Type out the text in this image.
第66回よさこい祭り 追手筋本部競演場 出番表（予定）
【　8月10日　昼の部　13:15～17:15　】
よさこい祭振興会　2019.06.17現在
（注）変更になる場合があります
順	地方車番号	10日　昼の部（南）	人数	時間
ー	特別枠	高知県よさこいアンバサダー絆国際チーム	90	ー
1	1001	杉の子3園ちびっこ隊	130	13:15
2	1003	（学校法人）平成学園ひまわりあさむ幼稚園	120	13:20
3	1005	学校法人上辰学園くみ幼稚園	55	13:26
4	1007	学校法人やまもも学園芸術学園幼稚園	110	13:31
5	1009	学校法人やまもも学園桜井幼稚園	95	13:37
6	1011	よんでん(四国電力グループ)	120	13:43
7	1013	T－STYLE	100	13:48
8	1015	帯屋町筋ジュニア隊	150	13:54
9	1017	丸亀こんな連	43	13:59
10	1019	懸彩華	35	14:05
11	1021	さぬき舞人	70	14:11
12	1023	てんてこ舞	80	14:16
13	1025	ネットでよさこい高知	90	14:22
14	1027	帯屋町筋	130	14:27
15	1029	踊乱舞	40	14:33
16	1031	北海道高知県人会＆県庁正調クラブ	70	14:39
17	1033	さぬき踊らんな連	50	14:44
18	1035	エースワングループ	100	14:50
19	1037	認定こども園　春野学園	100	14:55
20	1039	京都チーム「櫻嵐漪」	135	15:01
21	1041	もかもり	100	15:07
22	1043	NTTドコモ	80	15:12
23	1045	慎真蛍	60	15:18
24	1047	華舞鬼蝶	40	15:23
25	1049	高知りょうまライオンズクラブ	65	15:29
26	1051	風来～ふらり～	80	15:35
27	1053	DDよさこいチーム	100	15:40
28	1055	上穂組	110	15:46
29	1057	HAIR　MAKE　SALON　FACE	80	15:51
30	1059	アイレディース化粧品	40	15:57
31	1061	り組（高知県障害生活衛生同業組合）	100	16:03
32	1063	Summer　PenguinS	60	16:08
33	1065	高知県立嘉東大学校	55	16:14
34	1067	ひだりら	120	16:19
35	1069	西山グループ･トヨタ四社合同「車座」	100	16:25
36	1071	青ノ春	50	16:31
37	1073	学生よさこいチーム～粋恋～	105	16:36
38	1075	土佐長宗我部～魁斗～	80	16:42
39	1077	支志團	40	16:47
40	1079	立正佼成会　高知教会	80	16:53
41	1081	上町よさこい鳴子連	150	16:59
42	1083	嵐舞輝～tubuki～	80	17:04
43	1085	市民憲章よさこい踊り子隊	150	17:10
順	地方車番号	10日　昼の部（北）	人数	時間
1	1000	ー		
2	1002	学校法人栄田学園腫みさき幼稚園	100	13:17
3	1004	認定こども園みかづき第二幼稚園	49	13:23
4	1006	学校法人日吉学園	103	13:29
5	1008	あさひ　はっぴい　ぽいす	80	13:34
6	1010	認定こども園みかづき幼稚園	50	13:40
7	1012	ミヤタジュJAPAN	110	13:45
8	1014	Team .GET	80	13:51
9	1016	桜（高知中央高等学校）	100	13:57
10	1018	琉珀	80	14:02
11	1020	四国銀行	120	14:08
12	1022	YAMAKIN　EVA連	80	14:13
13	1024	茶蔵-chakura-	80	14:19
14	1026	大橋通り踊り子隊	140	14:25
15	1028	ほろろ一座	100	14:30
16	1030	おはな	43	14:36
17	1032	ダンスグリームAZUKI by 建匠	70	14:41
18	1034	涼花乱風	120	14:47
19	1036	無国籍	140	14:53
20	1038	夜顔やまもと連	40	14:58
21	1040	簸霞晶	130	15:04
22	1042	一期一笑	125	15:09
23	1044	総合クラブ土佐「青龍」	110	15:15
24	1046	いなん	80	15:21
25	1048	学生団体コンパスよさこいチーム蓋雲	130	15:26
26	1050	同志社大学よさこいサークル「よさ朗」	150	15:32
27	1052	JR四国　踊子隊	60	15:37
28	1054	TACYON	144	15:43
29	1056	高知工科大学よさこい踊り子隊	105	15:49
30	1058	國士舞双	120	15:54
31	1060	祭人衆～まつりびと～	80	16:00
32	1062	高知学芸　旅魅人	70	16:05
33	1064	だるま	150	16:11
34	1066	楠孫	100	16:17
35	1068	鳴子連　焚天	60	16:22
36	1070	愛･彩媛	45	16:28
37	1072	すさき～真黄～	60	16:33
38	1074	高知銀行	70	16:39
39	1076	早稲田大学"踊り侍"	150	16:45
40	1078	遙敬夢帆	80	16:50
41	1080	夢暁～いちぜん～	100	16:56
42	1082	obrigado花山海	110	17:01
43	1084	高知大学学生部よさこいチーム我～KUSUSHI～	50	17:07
:::
WORK TO BE COMPLETED: From the entries, copy out each line containing the word "地方車番号".

RESPONSE TO THIS EXERCISE:
順	地方車番号	10日　昼の部（南）	人数	時間
順	地方車番号	10日　昼の部（北）	人数	時間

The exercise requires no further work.